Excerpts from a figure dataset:

◆ ◆ ◆ ◆ ◆ ◆ ◆

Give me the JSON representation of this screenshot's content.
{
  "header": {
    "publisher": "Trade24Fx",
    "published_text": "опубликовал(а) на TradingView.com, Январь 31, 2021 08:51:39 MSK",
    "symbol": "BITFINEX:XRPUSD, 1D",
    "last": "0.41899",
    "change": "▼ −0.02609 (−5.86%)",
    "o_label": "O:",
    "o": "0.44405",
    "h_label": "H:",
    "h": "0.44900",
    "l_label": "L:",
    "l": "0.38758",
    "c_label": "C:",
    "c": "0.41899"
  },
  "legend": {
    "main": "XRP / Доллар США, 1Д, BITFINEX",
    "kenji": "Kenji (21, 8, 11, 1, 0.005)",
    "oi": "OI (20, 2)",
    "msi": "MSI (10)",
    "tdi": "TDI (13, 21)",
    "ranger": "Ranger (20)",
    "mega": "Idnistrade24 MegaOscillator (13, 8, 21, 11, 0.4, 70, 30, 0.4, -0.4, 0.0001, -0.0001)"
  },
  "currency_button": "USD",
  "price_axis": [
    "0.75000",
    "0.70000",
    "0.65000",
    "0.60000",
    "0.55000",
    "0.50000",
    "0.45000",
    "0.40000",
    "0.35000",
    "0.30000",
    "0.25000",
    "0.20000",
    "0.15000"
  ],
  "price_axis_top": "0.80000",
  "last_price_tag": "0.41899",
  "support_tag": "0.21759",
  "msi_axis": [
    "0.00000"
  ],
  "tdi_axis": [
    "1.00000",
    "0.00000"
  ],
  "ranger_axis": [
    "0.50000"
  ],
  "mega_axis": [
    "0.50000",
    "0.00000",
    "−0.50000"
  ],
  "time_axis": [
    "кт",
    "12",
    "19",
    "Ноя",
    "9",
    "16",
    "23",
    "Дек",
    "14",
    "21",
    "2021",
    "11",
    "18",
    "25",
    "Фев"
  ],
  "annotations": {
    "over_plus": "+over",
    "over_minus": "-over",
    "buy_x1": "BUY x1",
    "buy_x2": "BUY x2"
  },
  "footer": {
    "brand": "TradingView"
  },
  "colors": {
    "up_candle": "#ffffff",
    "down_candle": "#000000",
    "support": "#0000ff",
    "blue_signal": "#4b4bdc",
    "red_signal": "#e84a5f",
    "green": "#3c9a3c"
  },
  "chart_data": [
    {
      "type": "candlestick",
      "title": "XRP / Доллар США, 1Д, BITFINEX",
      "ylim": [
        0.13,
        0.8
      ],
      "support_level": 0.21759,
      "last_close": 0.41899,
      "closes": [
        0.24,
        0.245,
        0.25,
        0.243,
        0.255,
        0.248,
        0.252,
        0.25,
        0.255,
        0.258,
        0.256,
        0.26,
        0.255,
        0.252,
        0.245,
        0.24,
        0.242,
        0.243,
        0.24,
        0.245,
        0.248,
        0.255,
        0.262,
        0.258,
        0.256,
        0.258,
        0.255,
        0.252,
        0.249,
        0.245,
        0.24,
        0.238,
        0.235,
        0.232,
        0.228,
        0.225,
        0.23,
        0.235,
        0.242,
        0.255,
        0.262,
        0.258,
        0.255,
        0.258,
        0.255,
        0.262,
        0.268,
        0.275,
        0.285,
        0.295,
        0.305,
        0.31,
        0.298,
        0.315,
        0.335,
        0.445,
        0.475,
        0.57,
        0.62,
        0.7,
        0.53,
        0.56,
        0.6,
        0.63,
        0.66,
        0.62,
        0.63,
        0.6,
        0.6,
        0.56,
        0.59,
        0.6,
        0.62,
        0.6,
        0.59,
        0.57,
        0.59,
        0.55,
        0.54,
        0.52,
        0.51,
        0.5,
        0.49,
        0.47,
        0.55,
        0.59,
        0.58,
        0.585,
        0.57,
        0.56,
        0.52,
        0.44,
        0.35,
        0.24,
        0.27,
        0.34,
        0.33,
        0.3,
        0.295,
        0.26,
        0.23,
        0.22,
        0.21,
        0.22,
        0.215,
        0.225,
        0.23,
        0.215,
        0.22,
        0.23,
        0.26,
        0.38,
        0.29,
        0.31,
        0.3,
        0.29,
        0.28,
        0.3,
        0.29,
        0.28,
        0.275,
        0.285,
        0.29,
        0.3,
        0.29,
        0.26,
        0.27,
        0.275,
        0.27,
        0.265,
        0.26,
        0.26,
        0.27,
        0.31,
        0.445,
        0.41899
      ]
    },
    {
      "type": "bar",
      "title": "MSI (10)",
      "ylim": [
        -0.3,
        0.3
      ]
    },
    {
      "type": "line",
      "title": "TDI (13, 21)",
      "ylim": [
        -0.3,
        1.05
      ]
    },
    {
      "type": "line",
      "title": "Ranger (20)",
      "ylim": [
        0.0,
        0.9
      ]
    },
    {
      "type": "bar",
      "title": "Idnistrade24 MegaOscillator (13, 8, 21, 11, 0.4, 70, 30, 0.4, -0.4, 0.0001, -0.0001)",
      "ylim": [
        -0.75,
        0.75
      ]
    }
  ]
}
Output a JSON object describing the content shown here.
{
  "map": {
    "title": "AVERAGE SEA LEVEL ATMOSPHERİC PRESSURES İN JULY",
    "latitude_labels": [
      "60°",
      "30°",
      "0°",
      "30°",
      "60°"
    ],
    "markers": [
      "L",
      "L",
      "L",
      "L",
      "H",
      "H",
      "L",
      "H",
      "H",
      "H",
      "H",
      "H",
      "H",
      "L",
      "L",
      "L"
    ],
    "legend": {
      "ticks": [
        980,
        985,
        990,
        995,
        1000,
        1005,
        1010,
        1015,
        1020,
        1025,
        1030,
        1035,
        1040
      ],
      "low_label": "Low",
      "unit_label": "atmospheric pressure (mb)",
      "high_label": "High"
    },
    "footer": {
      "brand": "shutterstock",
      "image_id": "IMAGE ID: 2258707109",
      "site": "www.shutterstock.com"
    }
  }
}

◆ ◆ ◆ ◆ ◆ ◆ ◆

**Goal**
Repeat the data above, word for word.

**In response**
Give me the JSON representation of this screenshot's content.
{
  "header": {
    "publisher": "Trade24Fx",
    "published_text": "опубликовал(а) на TradingView.com, Январь 31, 2021 08:51:39 MSK",
    "symbol": "BITFINEX:XRPUSD, 1D",
    "last": "0.41899",
    "change": "▼ −0.02609 (−5.86%)",
    "o_label": "O:",
    "o": "0.44405",
    "h_label": "H:",
    "h": "0.44900",
    "l_label": "L:",
    "l": "0.38758",
    "c_label": "C:",
    "c": "0.41899"
  },
  "legend": {
    "main": "XRP / Доллар США, 1Д, BITFINEX",
    "kenji": "Kenji (21, 8, 11, 1, 0.005)",
    "oi": "OI (20, 2)",
    "msi": "MSI (10)",
    "tdi": "TDI (13, 21)",
    "ranger": "Ranger (20)",
    "mega": "Idnistrade24 MegaOscillator (13, 8, 21, 11, 0.4, 70, 30, 0.4, -0.4, 0.0001, -0.0001)"
  },
  "currency_button": "USD",
  "price_axis": [
    "0.75000",
    "0.70000",
    "0.65000",
    "0.60000",
    "0.55000",
    "0.50000",
    "0.45000",
    "0.40000",
    "0.35000",
    "0.30000",
    "0.25000",
    "0.20000",
    "0.15000"
  ],
  "price_axis_top": "0.80000",
  "last_price_tag": "0.41899",
  "support_tag": "0.21759",
  "msi_axis": [
    "0.00000"
  ],
  "tdi_axis": [
    "1.00000",
    "0.00000"
  ],
  "ranger_axis": [
    "0.50000"
  ],
  "mega_axis": [
    "0.50000",
    "0.00000",
    "−0.50000"
  ],
  "time_axis": [
    "кт",
    "12",
    "19",
    "Ноя",
    "9",
    "16",
    "23",
    "Дек",
    "14",
    "21",
    "2021",
    "11",
    "18",
    "25",
    "Фев"
  ],
  "annotations": {
    "over_plus": "+over",
    "over_minus": "-over",
    "buy_x1": "BUY x1",
    "buy_x2": "BUY x2"
  },
  "footer": {
    "brand": "TradingView"
  },
  "colors": {
    "up_candle": "#ffffff",
    "down_candle": "#000000",
    "support": "#0000ff",
    "blue_signal": "#4b4bdc",
    "red_signal": "#e84a5f",
    "green": "#3c9a3c"
  },
  "chart_data": [
    {
      "type": "candlestick",
      "title": "XRP / Доллар США, 1Д, BITFINEX",
      "ylim": [
        0.13,
        0.8
      ],
      "support_level": 0.21759,
      "last_close": 0.41899,
      "closes": [
        0.24,
        0.245,
        0.25,
        0.243,
        0.255,
        0.248,
        0.252,
        0.25,
        0.255,
        0.258,
        0.256,
        0.26,
        0.255,
        0.252,
        0.245,
        0.24,
        0.242,
        0.243,
        0.24,
        0.245,
        0.248,
        0.255,
        0.262,
        0.258,
        0.256,
        0.258,
        0.255,
        0.252,
        0.249,
        0.245,
        0.24,
        0.238,
        0.235,
        0.232,
        0.228,
        0.225,
        0.23,
        0.235,
        0.242,
        0.255,
        0.262,
        0.258,
        0.255,
        0.258,
        0.255,
        0.262,
        0.268,
        0.275,
        0.285,
        0.295,
        0.305,
        0.31,
        0.298,
        0.315,
        0.335,
        0.445,
        0.475,
        0.57,
        0.62,
        0.7,
        0.53,
        0.56,
        0.6,
        0.63,
        0.66,
        0.62,
        0.63,
        0.6,
        0.6,
        0.56,
        0.59,
        0.6,
        0.62,
        0.6,
        0.59,
        0.57,
        0.59,
        0.55,
        0.54,
        0.52,
        0.51,
        0.5,
        0.49,
        0.47,
        0.55,
        0.59,
        0.58,
        0.585,
        0.57,
        0.56,
        0.52,
        0.44,
        0.35,
        0.24,
        0.27,
        0.34,
        0.33,
        0.3,
        0.295,
        0.26,
        0.23,
        0.22,
        0.21,
        0.22,
        0.215,
        0.225,
        0.23,
        0.215,
        0.22,
        0.23,
        0.26,
        0.38,
        0.29,
        0.31,
        0.3,
        0.29,
        0.28,
        0.3,
        0.29,
        0.28,
        0.275,
        0.285,
        0.29,
        0.3,
        0.29,
        0.26,
        0.27,
        0.275,
        0.27,
        0.265,
        0.26,
        0.26,
        0.27,
        0.31,
        0.445,
        0.41899
      ]
    },
    {
      "type": "bar",
      "title": "MSI (10)",
      "ylim": [
        -0.3,
        0.3
      ]
    },
    {
      "type": "line",
      "title": "TDI (13, 21)",
      "ylim": [
        -0.3,
        1.05
      ]
    },
    {
      "type": "line",
      "title": "Ranger (20)",
      "ylim": [
        0.0,
        0.9
      ]
    },
    {
      "type": "bar",
      "title": "Idnistrade24 MegaOscillator (13, 8, 21, 11, 0.4, 70, 30, 0.4, -0.4, 0.0001, -0.0001)",
      "ylim": [
        -0.75,
        0.75
      ]
    }
  ]
}
Output a JSON object describing the content shown here.
{
  "map": {
    "title": "AVERAGE SEA LEVEL ATMOSPHERİC PRESSURES İN JULY",
    "latitude_labels": [
      "60°",
      "30°",
      "0°",
      "30°",
      "60°"
    ],
    "markers": [
      "L",
      "L",
      "L",
      "L",
      "H",
      "H",
      "L",
      "H",
      "H",
      "H",
      "H",
      "H",
      "H",
      "L",
      "L",
      "L"
    ],
    "legend": {
      "ticks": [
        980,
        985,
        990,
        995,
        1000,
        1005,
        1010,
        1015,
        1020,
        1025,
        1030,
        1035,
        1040
      ],
      "low_label": "Low",
      "unit_label": "atmospheric pressure (mb)",
      "high_label": "High"
    },
    "footer": {
      "brand": "shutterstock",
      "image_id": "IMAGE ID: 2258707109",
      "site": "www.shutterstock.com"
    }
  }
}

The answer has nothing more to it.